■ MATERIALS PROVIDED

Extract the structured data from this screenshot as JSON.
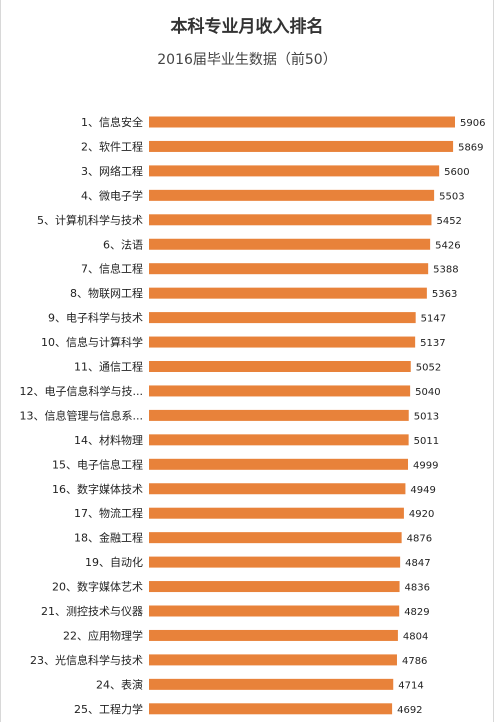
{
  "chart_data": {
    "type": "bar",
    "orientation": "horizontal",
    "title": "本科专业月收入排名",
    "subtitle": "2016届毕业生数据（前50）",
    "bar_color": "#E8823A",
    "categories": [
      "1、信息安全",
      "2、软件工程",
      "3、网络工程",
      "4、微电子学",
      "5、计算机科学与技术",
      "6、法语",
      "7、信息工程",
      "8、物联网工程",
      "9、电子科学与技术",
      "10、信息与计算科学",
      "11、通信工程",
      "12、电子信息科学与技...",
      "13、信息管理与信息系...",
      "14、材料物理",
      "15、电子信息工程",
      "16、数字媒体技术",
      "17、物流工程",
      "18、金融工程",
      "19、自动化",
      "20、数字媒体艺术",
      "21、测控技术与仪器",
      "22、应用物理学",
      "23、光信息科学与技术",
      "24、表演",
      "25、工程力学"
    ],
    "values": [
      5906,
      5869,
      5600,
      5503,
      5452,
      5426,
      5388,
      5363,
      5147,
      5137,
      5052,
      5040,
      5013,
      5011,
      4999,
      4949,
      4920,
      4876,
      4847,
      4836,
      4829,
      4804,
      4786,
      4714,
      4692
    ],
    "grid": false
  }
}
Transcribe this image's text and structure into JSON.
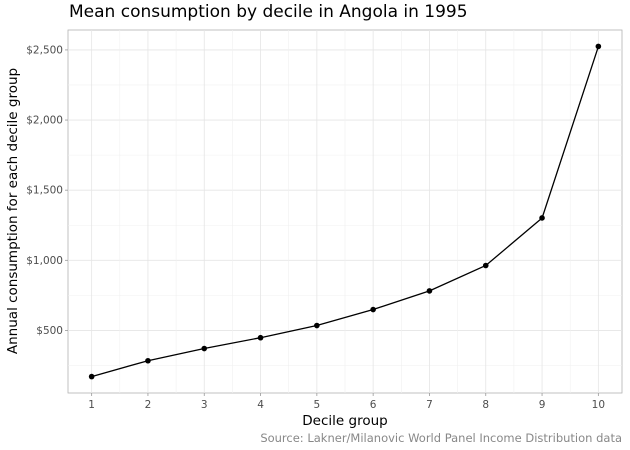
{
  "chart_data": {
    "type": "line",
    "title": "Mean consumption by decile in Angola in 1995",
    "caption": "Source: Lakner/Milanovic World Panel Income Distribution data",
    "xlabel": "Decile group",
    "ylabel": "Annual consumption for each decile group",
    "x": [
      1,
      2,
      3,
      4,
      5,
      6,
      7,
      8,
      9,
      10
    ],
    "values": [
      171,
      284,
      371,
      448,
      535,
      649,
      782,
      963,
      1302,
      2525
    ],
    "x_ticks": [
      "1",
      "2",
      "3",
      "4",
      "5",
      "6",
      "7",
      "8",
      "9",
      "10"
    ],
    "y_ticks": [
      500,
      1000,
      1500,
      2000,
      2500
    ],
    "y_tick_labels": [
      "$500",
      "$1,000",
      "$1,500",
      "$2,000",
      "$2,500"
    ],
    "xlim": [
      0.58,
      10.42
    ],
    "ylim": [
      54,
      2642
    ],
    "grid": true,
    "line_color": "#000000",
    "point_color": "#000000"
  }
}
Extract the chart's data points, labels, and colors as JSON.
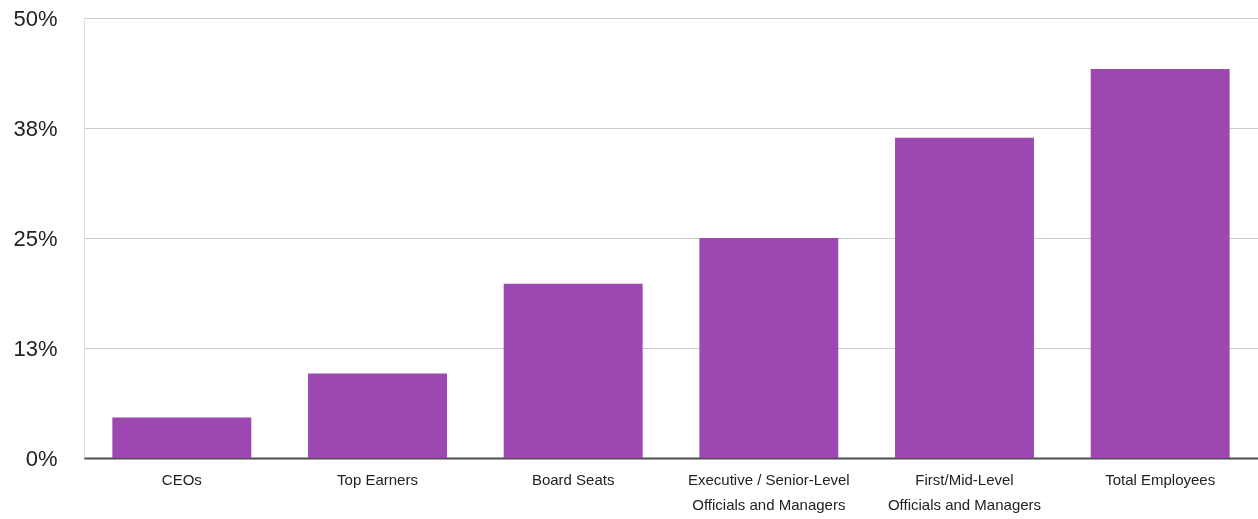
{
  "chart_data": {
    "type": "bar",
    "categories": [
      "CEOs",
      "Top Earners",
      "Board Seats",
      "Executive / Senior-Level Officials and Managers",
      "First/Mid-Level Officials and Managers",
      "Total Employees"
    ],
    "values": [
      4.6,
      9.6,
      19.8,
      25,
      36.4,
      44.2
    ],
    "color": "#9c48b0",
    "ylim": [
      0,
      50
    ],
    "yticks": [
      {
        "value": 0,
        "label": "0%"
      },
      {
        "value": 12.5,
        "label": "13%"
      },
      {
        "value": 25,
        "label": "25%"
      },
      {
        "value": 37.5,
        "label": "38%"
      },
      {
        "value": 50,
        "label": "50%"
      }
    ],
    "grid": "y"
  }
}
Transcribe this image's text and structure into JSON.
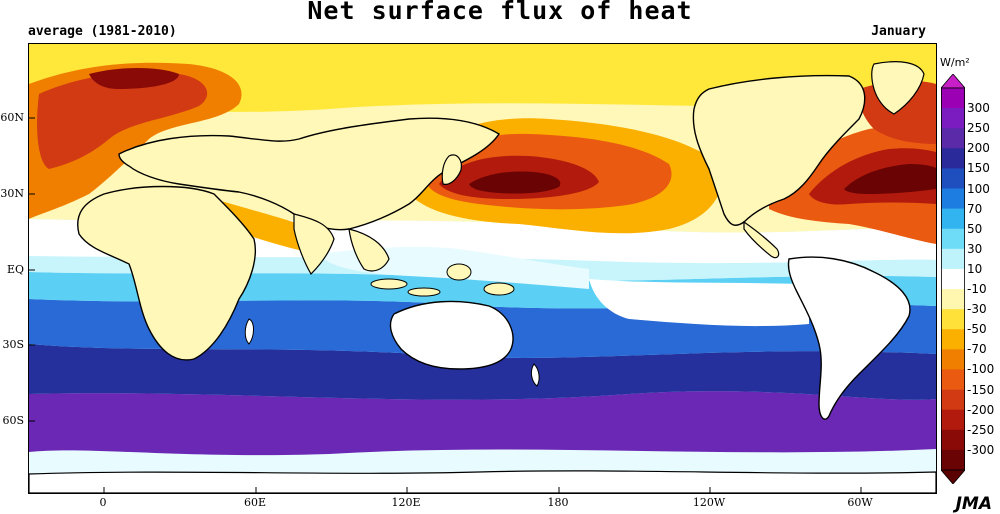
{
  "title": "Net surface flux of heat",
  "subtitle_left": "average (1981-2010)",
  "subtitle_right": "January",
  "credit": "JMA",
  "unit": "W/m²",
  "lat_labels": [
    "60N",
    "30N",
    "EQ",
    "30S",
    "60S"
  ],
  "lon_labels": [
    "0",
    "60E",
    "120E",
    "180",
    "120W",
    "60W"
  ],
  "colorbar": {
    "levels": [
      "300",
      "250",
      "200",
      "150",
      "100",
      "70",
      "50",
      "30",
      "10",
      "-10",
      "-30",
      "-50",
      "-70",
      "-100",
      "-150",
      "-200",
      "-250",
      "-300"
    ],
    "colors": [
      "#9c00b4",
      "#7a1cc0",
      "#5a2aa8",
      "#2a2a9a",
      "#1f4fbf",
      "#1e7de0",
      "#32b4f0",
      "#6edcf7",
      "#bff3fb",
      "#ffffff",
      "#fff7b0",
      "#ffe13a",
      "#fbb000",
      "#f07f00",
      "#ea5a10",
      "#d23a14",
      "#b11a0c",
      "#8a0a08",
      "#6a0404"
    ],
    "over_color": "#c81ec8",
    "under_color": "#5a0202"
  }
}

■ SHORT PROBLEM
All the lines above are to be given again exactly as they read, with the pictures removed.

■ RESULT FOR THIS TASK
Extract the structured data from this screenshot as JSON.
{
  "chart_data": {
    "type": "bar",
    "orientation": "horizontal",
    "title": "本科专业月收入排名",
    "subtitle": "2016届毕业生数据（前50）",
    "bar_color": "#E8823A",
    "categories": [
      "1、信息安全",
      "2、软件工程",
      "3、网络工程",
      "4、微电子学",
      "5、计算机科学与技术",
      "6、法语",
      "7、信息工程",
      "8、物联网工程",
      "9、电子科学与技术",
      "10、信息与计算科学",
      "11、通信工程",
      "12、电子信息科学与技...",
      "13、信息管理与信息系...",
      "14、材料物理",
      "15、电子信息工程",
      "16、数字媒体技术",
      "17、物流工程",
      "18、金融工程",
      "19、自动化",
      "20、数字媒体艺术",
      "21、测控技术与仪器",
      "22、应用物理学",
      "23、光信息科学与技术",
      "24、表演",
      "25、工程力学"
    ],
    "values": [
      5906,
      5869,
      5600,
      5503,
      5452,
      5426,
      5388,
      5363,
      5147,
      5137,
      5052,
      5040,
      5013,
      5011,
      4999,
      4949,
      4920,
      4876,
      4847,
      4836,
      4829,
      4804,
      4786,
      4714,
      4692
    ],
    "grid": false
  }
}
Transcribe this image's text and structure into JSON.
{
  "chart_data": {
    "type": "line",
    "title": "Mean consumption by decile in Angola in 1995",
    "caption": "Source: Lakner/Milanovic World Panel Income Distribution data",
    "xlabel": "Decile group",
    "ylabel": "Annual consumption for each decile group",
    "x": [
      1,
      2,
      3,
      4,
      5,
      6,
      7,
      8,
      9,
      10
    ],
    "values": [
      171,
      284,
      371,
      448,
      535,
      649,
      782,
      963,
      1302,
      2525
    ],
    "x_ticks": [
      "1",
      "2",
      "3",
      "4",
      "5",
      "6",
      "7",
      "8",
      "9",
      "10"
    ],
    "y_ticks": [
      500,
      1000,
      1500,
      2000,
      2500
    ],
    "y_tick_labels": [
      "$500",
      "$1,000",
      "$1,500",
      "$2,000",
      "$2,500"
    ],
    "xlim": [
      0.58,
      10.42
    ],
    "ylim": [
      54,
      2642
    ],
    "grid": true,
    "line_color": "#000000",
    "point_color": "#000000"
  }
}
Extract the chart's data points, labels, and colors as JSON.
{
  "chart_data": {
    "type": "bar",
    "categories": [
      "CEOs",
      "Top Earners",
      "Board Seats",
      "Executive / Senior-Level Officials and Managers",
      "First/Mid-Level Officials and Managers",
      "Total Employees"
    ],
    "values": [
      4.6,
      9.6,
      19.8,
      25,
      36.4,
      44.2
    ],
    "color": "#9c48b0",
    "ylim": [
      0,
      50
    ],
    "yticks": [
      {
        "value": 0,
        "label": "0%"
      },
      {
        "value": 12.5,
        "label": "13%"
      },
      {
        "value": 25,
        "label": "25%"
      },
      {
        "value": 37.5,
        "label": "38%"
      },
      {
        "value": 50,
        "label": "50%"
      }
    ],
    "grid": "y"
  }
}
Transcribe this image's text and structure into JSON.
{
  "title": "Net surface flux of heat",
  "subtitle_left": "average (1981-2010)",
  "subtitle_right": "January",
  "credit": "JMA",
  "unit": "W/m²",
  "lat_labels": [
    "60N",
    "30N",
    "EQ",
    "30S",
    "60S"
  ],
  "lon_labels": [
    "0",
    "60E",
    "120E",
    "180",
    "120W",
    "60W"
  ],
  "colorbar": {
    "levels": [
      "300",
      "250",
      "200",
      "150",
      "100",
      "70",
      "50",
      "30",
      "10",
      "-10",
      "-30",
      "-50",
      "-70",
      "-100",
      "-150",
      "-200",
      "-250",
      "-300"
    ],
    "colors": [
      "#9c00b4",
      "#7a1cc0",
      "#5a2aa8",
      "#2a2a9a",
      "#1f4fbf",
      "#1e7de0",
      "#32b4f0",
      "#6edcf7",
      "#bff3fb",
      "#ffffff",
      "#fff7b0",
      "#ffe13a",
      "#fbb000",
      "#f07f00",
      "#ea5a10",
      "#d23a14",
      "#b11a0c",
      "#8a0a08",
      "#6a0404"
    ],
    "over_color": "#c81ec8",
    "under_color": "#5a0202"
  }
}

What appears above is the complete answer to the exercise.